YOUR OBJECTIVE — Copy the lines of the records word for word, from the first line through the line holding "34, 34, 48]", with both ends included.

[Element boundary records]

* * * * *

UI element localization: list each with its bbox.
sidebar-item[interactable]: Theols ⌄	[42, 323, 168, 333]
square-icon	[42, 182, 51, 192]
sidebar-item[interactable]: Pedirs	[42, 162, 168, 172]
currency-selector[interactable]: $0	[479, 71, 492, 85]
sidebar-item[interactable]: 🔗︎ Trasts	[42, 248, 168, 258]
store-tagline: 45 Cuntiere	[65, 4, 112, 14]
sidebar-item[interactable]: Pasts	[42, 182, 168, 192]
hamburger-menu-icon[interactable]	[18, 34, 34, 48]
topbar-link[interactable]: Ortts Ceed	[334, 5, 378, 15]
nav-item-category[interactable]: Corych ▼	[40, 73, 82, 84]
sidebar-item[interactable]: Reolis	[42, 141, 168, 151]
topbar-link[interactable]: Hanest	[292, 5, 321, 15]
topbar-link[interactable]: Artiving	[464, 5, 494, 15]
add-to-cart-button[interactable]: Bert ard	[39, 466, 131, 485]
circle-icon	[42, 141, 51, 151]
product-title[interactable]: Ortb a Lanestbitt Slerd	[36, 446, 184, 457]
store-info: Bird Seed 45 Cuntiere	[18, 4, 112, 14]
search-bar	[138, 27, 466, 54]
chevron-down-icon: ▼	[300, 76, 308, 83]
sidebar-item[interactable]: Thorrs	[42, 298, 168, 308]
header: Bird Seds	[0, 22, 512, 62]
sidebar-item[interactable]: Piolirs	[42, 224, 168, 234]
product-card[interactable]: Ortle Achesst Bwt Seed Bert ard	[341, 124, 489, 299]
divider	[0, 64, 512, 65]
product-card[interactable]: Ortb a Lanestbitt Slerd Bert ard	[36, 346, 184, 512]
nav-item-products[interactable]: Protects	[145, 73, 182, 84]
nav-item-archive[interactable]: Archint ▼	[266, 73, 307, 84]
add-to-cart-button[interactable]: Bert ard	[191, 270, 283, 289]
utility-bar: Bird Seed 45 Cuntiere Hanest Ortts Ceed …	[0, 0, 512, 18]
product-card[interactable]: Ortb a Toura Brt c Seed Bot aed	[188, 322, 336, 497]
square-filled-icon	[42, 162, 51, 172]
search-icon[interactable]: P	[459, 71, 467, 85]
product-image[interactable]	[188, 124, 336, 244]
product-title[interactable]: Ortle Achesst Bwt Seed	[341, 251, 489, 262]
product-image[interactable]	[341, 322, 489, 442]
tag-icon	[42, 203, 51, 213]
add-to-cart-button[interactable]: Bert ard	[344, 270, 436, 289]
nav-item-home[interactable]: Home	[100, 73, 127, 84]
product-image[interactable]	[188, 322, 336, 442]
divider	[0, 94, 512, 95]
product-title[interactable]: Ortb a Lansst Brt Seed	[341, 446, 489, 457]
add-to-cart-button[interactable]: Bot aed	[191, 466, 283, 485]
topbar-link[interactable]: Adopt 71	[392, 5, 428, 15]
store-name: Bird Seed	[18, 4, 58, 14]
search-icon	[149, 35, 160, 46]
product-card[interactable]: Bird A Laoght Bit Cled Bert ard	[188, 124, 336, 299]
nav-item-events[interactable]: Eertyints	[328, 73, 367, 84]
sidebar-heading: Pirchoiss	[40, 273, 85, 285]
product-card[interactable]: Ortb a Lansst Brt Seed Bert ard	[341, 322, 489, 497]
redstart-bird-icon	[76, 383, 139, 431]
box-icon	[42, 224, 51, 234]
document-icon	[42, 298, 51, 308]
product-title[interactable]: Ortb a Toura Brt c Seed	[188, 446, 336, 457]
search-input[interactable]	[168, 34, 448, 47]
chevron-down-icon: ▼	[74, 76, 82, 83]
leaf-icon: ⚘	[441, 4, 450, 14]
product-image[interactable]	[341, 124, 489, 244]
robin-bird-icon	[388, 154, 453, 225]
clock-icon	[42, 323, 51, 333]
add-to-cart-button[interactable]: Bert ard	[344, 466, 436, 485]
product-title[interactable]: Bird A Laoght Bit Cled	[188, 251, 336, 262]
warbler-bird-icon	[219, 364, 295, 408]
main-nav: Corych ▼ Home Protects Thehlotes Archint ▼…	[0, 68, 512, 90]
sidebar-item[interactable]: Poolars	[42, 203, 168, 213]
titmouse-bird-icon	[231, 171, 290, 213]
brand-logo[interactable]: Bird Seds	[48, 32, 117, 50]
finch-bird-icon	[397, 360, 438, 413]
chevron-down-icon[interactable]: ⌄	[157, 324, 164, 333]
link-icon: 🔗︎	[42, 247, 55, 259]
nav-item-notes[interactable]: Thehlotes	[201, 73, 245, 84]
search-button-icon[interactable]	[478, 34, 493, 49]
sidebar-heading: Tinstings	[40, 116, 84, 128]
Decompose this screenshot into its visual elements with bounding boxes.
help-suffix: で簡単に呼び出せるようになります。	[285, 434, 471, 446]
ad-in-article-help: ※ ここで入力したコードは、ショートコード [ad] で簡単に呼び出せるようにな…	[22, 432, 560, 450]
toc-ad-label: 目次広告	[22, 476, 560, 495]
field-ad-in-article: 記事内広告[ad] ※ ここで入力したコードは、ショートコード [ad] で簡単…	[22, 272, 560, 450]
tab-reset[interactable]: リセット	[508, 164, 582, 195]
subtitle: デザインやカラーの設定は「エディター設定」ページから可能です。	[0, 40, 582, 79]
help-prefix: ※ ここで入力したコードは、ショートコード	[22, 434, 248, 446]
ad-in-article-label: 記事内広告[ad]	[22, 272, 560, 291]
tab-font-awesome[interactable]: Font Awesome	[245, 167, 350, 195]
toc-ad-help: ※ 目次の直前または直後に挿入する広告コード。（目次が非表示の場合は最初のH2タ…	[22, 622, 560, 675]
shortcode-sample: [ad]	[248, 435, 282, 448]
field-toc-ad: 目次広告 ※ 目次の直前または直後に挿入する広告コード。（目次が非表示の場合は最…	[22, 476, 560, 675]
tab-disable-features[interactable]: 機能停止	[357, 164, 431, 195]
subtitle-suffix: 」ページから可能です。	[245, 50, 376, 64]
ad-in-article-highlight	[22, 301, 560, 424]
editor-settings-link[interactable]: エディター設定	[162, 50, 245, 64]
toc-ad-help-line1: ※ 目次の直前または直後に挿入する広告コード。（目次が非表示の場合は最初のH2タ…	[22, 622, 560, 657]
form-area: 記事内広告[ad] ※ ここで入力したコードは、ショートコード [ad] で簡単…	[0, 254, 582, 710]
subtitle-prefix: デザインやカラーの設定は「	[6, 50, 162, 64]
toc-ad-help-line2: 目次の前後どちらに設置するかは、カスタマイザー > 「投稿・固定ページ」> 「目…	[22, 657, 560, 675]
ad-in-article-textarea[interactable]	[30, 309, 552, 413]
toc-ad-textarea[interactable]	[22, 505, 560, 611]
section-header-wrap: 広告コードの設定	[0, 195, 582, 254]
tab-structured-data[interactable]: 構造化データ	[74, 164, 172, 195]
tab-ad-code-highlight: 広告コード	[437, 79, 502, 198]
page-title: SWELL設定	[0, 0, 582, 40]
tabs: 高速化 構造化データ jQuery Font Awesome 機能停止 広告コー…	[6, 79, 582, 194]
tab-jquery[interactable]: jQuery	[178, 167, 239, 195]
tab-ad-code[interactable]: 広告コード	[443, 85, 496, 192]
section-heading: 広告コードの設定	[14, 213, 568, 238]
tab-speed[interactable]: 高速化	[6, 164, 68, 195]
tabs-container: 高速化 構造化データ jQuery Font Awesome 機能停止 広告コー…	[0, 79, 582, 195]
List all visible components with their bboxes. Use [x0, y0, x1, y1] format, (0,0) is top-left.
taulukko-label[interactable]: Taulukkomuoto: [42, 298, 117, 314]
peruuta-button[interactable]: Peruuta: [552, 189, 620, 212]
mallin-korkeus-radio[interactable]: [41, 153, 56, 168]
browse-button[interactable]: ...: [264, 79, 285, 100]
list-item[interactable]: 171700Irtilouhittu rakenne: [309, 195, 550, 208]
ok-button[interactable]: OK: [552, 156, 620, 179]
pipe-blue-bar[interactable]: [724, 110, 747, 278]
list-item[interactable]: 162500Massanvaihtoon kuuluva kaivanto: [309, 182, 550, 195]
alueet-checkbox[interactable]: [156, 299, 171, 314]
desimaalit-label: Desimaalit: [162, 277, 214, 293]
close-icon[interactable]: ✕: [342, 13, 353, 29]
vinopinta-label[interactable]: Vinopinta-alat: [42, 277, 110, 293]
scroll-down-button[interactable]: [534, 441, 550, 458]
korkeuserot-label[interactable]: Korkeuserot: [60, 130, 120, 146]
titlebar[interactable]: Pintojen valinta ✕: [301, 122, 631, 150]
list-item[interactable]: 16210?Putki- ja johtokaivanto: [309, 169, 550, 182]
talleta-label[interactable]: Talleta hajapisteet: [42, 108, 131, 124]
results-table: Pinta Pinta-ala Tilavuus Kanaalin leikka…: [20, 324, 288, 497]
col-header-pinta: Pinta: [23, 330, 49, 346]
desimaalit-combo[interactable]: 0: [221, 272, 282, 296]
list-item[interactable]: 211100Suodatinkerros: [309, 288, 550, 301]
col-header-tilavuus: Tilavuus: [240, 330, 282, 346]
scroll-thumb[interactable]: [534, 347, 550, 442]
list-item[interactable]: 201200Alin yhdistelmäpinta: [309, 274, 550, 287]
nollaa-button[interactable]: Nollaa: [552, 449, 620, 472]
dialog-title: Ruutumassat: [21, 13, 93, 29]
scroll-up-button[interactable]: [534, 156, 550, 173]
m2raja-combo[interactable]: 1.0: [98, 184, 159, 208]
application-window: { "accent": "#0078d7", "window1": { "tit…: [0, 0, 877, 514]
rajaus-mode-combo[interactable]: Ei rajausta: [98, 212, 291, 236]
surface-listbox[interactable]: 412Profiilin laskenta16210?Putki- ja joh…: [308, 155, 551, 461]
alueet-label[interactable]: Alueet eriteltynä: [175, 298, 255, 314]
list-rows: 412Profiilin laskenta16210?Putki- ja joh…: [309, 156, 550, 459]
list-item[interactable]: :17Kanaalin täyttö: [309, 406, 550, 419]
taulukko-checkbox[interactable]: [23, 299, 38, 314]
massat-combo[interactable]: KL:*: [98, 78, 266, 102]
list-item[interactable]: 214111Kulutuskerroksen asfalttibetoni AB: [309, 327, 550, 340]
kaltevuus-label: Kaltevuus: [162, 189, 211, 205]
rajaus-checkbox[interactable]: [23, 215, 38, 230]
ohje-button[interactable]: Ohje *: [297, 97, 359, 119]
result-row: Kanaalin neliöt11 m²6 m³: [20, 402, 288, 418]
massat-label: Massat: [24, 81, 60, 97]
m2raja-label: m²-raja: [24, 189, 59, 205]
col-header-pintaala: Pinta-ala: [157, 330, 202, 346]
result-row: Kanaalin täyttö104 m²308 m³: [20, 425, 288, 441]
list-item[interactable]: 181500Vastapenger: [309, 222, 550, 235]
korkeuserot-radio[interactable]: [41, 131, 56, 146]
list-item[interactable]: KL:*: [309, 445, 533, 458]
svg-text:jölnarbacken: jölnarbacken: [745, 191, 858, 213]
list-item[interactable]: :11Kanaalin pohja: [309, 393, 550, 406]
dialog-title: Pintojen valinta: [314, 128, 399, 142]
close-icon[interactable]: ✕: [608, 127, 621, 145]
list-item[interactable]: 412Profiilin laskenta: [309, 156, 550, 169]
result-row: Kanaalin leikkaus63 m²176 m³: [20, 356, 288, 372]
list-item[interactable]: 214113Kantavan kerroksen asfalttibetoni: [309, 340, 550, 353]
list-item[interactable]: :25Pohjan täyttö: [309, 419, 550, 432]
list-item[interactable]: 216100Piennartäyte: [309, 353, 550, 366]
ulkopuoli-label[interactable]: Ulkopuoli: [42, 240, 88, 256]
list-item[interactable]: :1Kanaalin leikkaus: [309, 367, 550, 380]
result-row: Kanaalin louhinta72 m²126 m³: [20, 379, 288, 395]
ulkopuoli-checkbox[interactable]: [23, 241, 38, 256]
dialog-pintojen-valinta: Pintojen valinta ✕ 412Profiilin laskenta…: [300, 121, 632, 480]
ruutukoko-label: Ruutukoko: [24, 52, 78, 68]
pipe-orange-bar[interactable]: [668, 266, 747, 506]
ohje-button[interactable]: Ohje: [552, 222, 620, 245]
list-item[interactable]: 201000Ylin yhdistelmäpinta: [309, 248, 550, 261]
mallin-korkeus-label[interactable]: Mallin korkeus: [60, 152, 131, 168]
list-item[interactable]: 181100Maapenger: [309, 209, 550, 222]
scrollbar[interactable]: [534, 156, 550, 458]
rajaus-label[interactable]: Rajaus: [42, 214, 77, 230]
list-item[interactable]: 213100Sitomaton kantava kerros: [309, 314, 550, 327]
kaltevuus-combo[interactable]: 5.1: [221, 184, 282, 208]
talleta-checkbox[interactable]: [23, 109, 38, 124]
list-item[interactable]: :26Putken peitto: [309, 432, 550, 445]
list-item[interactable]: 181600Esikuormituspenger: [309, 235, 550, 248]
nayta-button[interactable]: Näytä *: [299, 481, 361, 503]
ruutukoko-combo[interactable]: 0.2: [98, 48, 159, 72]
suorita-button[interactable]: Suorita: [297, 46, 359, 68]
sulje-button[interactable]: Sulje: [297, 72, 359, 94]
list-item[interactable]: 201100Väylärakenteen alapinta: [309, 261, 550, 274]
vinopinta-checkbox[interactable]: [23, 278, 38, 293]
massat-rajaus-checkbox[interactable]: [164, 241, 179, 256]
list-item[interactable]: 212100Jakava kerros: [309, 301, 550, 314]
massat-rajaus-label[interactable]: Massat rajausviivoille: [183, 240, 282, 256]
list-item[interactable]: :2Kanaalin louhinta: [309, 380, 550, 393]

* * * * *

RESPONSE TO THIS TASK —
UI element localization: list each with its bbox.
sidebar-item[interactable]: Theols ⌄	[42, 323, 168, 333]
square-icon	[42, 182, 51, 192]
sidebar-item[interactable]: Pedirs	[42, 162, 168, 172]
currency-selector[interactable]: $0	[479, 71, 492, 85]
sidebar-item[interactable]: 🔗︎ Trasts	[42, 248, 168, 258]
store-tagline: 45 Cuntiere	[65, 4, 112, 14]
sidebar-item[interactable]: Pasts	[42, 182, 168, 192]
hamburger-menu-icon[interactable]	[18, 34, 34, 48]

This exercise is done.